Selected excerpt
◇ ◇ ◇ ◇
One possibility to explain the link between ANS-math, is that this system could provide the representational link between non-symbolic and symbolic quantities, enabling children to associate approximate magnitudes with symbolic formats (see Wong et al., 2016). In contrast, the OTS is likely to support the identification and representation of small exact quantities, forming the basis for early enumeration and counting. Together, these two systems offer complementary mechanisms for representing both approximate and exact numerosity, laying the groundwork for the acquisition of formal mathematical concepts (see Butterworth, 2018; Piazza, 2010). The emphasis placed on the ANS and the OTS in the earliest stages should not be interpreted as assigning these systems a unique causal role. Rather, their prominence in early development reflects the current state of the empirical literature, as both systems appear to be functional from the first months of life and have been linked to the earliest forms of numerical acquisition.
◇ ◇ ◇ ◇
Assigned task 1
Summarize the excerpt on early number systems in two sentences.
Assigned task 2
According to the excerpt on early number systems, what forms the basis for early enumeration and counting?
◇ ◇ ◇ ◇
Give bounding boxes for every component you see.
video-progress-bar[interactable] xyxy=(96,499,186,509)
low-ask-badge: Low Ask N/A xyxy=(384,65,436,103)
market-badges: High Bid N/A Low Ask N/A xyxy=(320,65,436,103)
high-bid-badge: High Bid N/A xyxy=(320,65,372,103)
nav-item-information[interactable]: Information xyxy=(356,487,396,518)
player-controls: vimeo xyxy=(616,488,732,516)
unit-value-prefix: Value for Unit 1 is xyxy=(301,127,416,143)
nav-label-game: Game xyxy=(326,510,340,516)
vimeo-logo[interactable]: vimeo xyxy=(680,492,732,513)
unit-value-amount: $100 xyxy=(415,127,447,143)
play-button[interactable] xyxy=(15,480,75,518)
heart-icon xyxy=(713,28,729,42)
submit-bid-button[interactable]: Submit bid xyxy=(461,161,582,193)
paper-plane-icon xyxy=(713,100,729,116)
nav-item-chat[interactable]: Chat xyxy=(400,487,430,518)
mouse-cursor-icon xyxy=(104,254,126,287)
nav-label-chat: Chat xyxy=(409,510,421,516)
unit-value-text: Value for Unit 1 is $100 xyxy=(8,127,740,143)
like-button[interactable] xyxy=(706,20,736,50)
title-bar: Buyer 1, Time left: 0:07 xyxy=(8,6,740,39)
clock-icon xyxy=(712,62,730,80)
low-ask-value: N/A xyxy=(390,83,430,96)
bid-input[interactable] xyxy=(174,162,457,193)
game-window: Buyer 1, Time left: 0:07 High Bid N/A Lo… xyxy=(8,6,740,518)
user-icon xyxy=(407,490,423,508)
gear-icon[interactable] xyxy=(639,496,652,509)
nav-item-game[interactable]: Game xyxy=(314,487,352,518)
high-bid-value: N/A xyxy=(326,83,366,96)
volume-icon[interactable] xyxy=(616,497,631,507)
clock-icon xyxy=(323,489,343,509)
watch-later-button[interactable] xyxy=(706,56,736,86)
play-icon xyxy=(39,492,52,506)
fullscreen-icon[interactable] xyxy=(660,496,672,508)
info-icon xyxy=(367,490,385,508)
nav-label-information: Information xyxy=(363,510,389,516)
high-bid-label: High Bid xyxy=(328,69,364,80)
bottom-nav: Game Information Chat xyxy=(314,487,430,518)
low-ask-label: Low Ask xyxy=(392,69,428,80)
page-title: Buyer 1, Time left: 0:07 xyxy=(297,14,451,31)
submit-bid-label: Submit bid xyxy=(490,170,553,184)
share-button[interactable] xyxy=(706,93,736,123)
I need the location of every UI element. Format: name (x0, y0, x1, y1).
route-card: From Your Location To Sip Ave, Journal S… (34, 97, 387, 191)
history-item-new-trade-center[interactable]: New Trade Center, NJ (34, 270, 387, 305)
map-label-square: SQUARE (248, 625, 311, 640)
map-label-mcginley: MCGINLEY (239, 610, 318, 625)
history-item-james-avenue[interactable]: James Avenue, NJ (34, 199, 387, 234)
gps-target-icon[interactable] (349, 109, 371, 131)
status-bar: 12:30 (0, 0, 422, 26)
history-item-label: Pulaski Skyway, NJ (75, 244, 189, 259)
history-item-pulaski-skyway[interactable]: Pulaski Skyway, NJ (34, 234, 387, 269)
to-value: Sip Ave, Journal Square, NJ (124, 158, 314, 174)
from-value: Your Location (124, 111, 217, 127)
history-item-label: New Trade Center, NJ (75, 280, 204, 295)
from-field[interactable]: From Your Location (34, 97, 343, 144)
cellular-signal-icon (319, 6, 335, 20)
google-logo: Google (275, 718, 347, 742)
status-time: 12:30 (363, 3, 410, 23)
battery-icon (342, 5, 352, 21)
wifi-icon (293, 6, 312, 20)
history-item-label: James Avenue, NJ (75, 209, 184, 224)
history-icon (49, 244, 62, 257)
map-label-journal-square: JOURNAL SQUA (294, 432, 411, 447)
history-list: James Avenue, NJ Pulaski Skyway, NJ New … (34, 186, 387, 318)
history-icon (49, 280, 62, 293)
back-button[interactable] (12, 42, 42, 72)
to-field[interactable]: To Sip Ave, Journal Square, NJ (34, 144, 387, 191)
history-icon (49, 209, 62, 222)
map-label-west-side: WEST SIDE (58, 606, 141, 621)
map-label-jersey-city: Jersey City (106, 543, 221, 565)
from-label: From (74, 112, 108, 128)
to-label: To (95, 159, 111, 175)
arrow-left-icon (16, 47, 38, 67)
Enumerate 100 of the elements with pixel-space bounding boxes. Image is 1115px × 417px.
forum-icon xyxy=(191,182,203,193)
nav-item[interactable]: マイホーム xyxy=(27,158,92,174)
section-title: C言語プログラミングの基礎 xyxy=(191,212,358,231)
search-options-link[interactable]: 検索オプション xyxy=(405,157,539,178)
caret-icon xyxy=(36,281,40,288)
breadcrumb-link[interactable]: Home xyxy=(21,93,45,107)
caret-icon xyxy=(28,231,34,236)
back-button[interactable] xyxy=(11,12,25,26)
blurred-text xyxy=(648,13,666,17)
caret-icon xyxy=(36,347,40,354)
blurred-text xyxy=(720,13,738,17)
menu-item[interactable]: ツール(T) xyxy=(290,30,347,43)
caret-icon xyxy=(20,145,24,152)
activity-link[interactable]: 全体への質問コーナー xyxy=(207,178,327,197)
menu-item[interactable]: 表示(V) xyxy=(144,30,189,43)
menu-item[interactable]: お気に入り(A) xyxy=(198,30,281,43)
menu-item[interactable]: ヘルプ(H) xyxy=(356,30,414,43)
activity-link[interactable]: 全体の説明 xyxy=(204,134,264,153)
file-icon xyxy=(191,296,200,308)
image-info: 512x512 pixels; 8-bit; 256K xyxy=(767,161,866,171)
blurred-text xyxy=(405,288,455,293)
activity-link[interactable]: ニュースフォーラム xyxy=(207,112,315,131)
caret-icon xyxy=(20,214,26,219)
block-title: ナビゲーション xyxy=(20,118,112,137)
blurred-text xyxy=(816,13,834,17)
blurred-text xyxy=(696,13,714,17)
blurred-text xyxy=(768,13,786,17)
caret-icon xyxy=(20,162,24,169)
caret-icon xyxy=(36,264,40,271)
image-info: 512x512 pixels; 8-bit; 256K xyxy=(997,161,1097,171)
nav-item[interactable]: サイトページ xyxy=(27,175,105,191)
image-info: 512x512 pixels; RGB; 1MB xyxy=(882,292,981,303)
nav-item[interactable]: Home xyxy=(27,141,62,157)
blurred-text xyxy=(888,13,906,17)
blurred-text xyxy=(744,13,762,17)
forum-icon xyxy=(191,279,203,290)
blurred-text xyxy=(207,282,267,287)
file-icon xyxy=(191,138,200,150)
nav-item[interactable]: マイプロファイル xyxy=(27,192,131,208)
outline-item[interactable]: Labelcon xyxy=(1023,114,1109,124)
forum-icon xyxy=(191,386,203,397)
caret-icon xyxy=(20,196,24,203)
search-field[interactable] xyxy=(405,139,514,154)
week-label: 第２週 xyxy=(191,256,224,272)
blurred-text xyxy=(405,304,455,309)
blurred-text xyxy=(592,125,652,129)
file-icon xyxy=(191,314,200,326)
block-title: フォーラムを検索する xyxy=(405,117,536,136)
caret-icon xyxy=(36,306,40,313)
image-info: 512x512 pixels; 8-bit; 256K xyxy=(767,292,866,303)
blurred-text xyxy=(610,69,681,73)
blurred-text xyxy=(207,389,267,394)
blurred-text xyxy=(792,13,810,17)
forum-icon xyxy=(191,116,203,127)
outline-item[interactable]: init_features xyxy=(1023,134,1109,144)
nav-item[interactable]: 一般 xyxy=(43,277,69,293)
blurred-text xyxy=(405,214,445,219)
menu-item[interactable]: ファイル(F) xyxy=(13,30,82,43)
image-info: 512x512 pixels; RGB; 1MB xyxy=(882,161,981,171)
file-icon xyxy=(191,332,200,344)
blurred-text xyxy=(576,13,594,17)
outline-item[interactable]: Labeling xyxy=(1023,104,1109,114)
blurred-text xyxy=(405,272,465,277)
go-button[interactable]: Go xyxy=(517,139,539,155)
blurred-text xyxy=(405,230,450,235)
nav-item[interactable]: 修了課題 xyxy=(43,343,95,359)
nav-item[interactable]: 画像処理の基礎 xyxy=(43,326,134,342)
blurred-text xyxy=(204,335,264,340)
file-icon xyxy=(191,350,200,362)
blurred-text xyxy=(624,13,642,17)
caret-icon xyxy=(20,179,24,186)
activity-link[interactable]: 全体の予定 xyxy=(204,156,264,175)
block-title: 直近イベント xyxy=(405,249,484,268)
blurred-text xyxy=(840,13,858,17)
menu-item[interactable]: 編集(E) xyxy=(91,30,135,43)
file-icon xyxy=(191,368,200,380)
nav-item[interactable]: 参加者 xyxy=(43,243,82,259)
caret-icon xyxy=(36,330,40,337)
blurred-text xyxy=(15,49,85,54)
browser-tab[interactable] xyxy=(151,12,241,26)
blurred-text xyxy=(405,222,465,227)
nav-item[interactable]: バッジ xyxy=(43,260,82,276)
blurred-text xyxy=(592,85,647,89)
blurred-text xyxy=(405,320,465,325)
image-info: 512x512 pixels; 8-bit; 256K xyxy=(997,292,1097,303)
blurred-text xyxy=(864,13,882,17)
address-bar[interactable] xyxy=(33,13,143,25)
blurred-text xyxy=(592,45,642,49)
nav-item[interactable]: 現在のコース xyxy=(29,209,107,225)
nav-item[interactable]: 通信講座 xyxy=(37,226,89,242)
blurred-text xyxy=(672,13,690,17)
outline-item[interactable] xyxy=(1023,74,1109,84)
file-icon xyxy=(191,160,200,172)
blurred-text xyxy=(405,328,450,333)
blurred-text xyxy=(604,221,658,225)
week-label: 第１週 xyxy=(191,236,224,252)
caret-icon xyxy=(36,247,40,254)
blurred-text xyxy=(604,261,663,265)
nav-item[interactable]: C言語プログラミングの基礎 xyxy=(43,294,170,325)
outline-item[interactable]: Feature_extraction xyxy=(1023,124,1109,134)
◇ ◇ ◇ ◇
Task answer 1
The ANS may link non-symbolic and symbolic quantities, while the OTS likely supports the identification and representation of small exact quantities. Together they offer complementary mechanisms for approximate and exact numerosity, and their emphasis reflects the current literature rather than a unique causal role.

Task answer 2
The OTS, through its likely support for identifying and representing small exact quantities.